Extracted records:
════

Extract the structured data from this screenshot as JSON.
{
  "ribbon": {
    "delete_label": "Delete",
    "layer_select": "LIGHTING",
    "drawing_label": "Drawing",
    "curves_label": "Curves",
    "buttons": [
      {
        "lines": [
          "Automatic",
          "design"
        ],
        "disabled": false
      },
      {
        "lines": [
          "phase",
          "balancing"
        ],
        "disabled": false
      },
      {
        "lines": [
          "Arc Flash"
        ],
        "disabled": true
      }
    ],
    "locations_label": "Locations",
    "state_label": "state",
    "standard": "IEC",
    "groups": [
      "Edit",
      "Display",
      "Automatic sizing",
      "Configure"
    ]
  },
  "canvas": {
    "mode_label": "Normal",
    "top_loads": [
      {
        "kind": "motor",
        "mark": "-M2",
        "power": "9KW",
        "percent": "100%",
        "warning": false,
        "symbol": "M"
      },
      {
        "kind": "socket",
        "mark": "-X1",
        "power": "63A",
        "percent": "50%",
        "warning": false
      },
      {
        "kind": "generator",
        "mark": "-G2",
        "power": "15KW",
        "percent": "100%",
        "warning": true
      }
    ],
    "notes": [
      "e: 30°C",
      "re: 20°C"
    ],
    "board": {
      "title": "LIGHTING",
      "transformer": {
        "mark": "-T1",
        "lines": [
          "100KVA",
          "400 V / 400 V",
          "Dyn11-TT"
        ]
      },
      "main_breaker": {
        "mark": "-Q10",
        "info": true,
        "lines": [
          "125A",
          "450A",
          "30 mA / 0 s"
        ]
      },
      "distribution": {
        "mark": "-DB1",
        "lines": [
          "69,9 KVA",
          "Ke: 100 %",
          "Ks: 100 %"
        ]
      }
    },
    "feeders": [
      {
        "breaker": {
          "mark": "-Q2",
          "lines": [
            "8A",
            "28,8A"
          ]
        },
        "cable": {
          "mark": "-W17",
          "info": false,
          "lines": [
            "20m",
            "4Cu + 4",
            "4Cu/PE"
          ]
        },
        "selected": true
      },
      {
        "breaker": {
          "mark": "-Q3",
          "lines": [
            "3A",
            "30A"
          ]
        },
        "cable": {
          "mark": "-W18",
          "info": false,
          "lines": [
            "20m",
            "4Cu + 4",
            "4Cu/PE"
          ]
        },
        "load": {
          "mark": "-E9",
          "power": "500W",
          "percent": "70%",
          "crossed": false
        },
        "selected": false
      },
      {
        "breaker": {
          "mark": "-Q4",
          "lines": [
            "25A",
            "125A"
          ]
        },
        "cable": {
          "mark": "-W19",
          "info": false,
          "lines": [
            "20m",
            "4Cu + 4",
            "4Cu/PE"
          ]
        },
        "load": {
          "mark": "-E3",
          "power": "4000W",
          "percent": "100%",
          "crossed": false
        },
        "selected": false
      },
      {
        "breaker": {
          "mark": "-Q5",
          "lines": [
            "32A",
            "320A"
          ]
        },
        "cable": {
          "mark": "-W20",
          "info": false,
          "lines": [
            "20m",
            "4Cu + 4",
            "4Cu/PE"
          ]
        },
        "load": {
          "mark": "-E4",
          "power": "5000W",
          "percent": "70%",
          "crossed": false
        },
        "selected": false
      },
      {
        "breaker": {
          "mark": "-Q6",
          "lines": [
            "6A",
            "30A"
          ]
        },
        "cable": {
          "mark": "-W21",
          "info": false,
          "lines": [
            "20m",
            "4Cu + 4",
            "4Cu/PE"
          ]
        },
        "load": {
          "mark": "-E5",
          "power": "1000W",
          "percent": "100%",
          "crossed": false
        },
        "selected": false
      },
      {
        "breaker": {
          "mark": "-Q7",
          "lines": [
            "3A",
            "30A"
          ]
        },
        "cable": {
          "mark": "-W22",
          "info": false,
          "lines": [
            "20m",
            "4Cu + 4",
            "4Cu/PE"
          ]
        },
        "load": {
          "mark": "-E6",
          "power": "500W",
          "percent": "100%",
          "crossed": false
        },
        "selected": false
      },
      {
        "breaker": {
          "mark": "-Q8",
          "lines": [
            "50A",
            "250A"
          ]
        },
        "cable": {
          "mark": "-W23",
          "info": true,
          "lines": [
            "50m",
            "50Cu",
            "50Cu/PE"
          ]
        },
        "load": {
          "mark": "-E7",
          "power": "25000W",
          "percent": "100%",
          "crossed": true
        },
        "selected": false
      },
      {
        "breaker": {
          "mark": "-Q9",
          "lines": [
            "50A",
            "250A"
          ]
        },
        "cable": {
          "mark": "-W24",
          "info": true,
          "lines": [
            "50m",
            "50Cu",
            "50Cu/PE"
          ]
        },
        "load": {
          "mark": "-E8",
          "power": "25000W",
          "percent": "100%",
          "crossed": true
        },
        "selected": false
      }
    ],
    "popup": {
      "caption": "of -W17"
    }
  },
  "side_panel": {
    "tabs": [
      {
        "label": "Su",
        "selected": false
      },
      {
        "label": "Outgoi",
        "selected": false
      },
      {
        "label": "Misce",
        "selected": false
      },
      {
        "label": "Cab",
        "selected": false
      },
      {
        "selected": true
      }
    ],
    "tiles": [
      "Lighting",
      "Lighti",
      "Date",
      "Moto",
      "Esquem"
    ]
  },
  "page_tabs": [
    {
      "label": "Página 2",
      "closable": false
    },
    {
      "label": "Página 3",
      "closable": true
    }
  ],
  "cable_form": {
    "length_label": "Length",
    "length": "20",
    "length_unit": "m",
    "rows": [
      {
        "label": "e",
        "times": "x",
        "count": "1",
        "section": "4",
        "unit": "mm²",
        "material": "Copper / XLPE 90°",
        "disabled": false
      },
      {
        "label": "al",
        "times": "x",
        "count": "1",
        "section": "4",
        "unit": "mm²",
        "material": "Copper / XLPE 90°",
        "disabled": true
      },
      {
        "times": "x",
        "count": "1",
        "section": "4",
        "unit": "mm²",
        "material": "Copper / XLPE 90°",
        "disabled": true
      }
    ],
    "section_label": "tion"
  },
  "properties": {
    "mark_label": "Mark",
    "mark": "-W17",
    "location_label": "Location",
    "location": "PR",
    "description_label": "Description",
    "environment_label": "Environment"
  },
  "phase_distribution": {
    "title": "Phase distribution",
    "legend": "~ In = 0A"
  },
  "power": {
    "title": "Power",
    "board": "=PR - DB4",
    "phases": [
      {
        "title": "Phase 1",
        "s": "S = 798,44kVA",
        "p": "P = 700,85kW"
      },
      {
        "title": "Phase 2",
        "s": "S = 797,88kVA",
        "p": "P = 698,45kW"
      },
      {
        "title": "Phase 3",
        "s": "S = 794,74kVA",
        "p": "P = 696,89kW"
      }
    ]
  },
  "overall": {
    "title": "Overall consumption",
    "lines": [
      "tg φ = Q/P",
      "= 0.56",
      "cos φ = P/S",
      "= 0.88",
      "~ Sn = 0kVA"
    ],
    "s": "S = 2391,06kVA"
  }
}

════

Task directions: Retype the records in full. Keep every line identical to the original.

Output below:
Extract the structured data from this screenshot as JSON.
{
  "ribbon": {
    "delete_label": "Delete",
    "layer_select": "LIGHTING",
    "drawing_label": "Drawing",
    "curves_label": "Curves",
    "buttons": [
      {
        "lines": [
          "Automatic",
          "design"
        ],
        "disabled": false
      },
      {
        "lines": [
          "phase",
          "balancing"
        ],
        "disabled": false
      },
      {
        "lines": [
          "Arc Flash"
        ],
        "disabled": true
      }
    ],
    "locations_label": "Locations",
    "state_label": "state",
    "standard": "IEC",
    "groups": [
      "Edit",
      "Display",
      "Automatic sizing",
      "Configure"
    ]
  },
  "canvas": {
    "mode_label": "Normal",
    "top_loads": [
      {
        "kind": "motor",
        "mark": "-M2",
        "power": "9KW",
        "percent": "100%",
        "warning": false,
        "symbol": "M"
      },
      {
        "kind": "socket",
        "mark": "-X1",
        "power": "63A",
        "percent": "50%",
        "warning": false
      },
      {
        "kind": "generator",
        "mark": "-G2",
        "power": "15KW",
        "percent": "100%",
        "warning": true
      }
    ],
    "notes": [
      "e: 30°C",
      "re: 20°C"
    ],
    "board": {
      "title": "LIGHTING",
      "transformer": {
        "mark": "-T1",
        "lines": [
          "100KVA",
          "400 V / 400 V",
          "Dyn11-TT"
        ]
      },
      "main_breaker": {
        "mark": "-Q10",
        "info": true,
        "lines": [
          "125A",
          "450A",
          "30 mA / 0 s"
        ]
      },
      "distribution": {
        "mark": "-DB1",
        "lines": [
          "69,9 KVA",
          "Ke: 100 %",
          "Ks: 100 %"
        ]
      }
    },
    "feeders": [
      {
        "breaker": {
          "mark": "-Q2",
          "lines": [
            "8A",
            "28,8A"
          ]
        },
        "cable": {
          "mark": "-W17",
          "info": false,
          "lines": [
            "20m",
            "4Cu + 4",
            "4Cu/PE"
          ]
        },
        "selected": true
      },
      {
        "breaker": {
          "mark": "-Q3",
          "lines": [
            "3A",
            "30A"
          ]
        },
        "cable": {
          "mark": "-W18",
          "info": false,
          "lines": [
            "20m",
            "4Cu + 4",
            "4Cu/PE"
          ]
        },
        "load": {
          "mark": "-E9",
          "power": "500W",
          "percent": "70%",
          "crossed": false
        },
        "selected": false
      },
      {
        "breaker": {
          "mark": "-Q4",
          "lines": [
            "25A",
            "125A"
          ]
        },
        "cable": {
          "mark": "-W19",
          "info": false,
          "lines": [
            "20m",
            "4Cu + 4",
            "4Cu/PE"
          ]
        },
        "load": {
          "mark": "-E3",
          "power": "4000W",
          "percent": "100%",
          "crossed": false
        },
        "selected": false
      },
      {
        "breaker": {
          "mark": "-Q5",
          "lines": [
            "32A",
            "320A"
          ]
        },
        "cable": {
          "mark": "-W20",
          "info": false,
          "lines": [
            "20m",
            "4Cu + 4",
            "4Cu/PE"
          ]
        },
        "load": {
          "mark": "-E4",
          "power": "5000W",
          "percent": "70%",
          "crossed": false
        },
        "selected": false
      },
      {
        "breaker": {
          "mark": "-Q6",
          "lines": [
            "6A",
            "30A"
          ]
        },
        "cable": {
          "mark": "-W21",
          "info": false,
          "lines": [
            "20m",
            "4Cu + 4",
            "4Cu/PE"
          ]
        },
        "load": {
          "mark": "-E5",
          "power": "1000W",
          "percent": "100%",
          "crossed": false
        },
        "selected": false
      },
      {
        "breaker": {
          "mark": "-Q7",
          "lines": [
            "3A",
            "30A"
          ]
        },
        "cable": {
          "mark": "-W22",
          "info": false,
          "lines": [
            "20m",
            "4Cu + 4",
            "4Cu/PE"
          ]
        },
        "load": {
          "mark": "-E6",
          "power": "500W",
          "percent": "100%",
          "crossed": false
        },
        "selected": false
      },
      {
        "breaker": {
          "mark": "-Q8",
          "lines": [
            "50A",
            "250A"
          ]
        },
        "cable": {
          "mark": "-W23",
          "info": true,
          "lines": [
            "50m",
            "50Cu",
            "50Cu/PE"
          ]
        },
        "load": {
          "mark": "-E7",
          "power": "25000W",
          "percent": "100%",
          "crossed": true
        },
        "selected": false
      },
      {
        "breaker": {
          "mark": "-Q9",
          "lines": [
            "50A",
            "250A"
          ]
        },
        "cable": {
          "mark": "-W24",
          "info": true,
          "lines": [
            "50m",
            "50Cu",
            "50Cu/PE"
          ]
        },
        "load": {
          "mark": "-E8",
          "power": "25000W",
          "percent": "100%",
          "crossed": true
        },
        "selected": false
      }
    ],
    "popup": {
      "caption": "of -W17"
    }
  },
  "side_panel": {
    "tabs": [
      {
        "label": "Su",
        "selected": false
      },
      {
        "label": "Outgoi",
        "selected": false
      },
      {
        "label": "Misce",
        "selected": false
      },
      {
        "label": "Cab",
        "selected": false
      },
      {
        "selected": true
      }
    ],
    "tiles": [
      "Lighting",
      "Lighti",
      "Date",
      "Moto",
      "Esquem"
    ]
  },
  "page_tabs": [
    {
      "label": "Página 2",
      "closable": false
    },
    {
      "label": "Página 3",
      "closable": true
    }
  ],
  "cable_form": {
    "length_label": "Length",
    "length": "20",
    "length_unit": "m",
    "rows": [
      {
        "label": "e",
        "times": "x",
        "count": "1",
        "section": "4",
        "unit": "mm²",
        "material": "Copper / XLPE 90°",
        "disabled": false
      },
      {
        "label": "al",
        "times": "x",
        "count": "1",
        "section": "4",
        "unit": "mm²",
        "material": "Copper / XLPE 90°",
        "disabled": true
      },
      {
        "times": "x",
        "count": "1",
        "section": "4",
        "unit": "mm²",
        "material": "Copper / XLPE 90°",
        "disabled": true
      }
    ],
    "section_label": "tion"
  },
  "properties": {
    "mark_label": "Mark",
    "mark": "-W17",
    "location_label": "Location",
    "location": "PR",
    "description_label": "Description",
    "environment_label": "Environment"
  },
  "phase_distribution": {
    "title": "Phase distribution",
    "legend": "~ In = 0A"
  },
  "power": {
    "title": "Power",
    "board": "=PR - DB4",
    "phases": [
      {
        "title": "Phase 1",
        "s": "S = 798,44kVA",
        "p": "P = 700,85kW"
      },
      {
        "title": "Phase 2",
        "s": "S = 797,88kVA",
        "p": "P = 698,45kW"
      },
      {
        "title": "Phase 3",
        "s": "S = 794,74kVA",
        "p": "P = 696,89kW"
      }
    ]
  },
  "overall": {
    "title": "Overall consumption",
    "lines": [
      "tg φ = Q/P",
      "= 0.56",
      "cos φ = P/S",
      "= 0.88",
      "~ Sn = 0kVA"
    ],
    "s": "S = 2391,06kVA"
  }
}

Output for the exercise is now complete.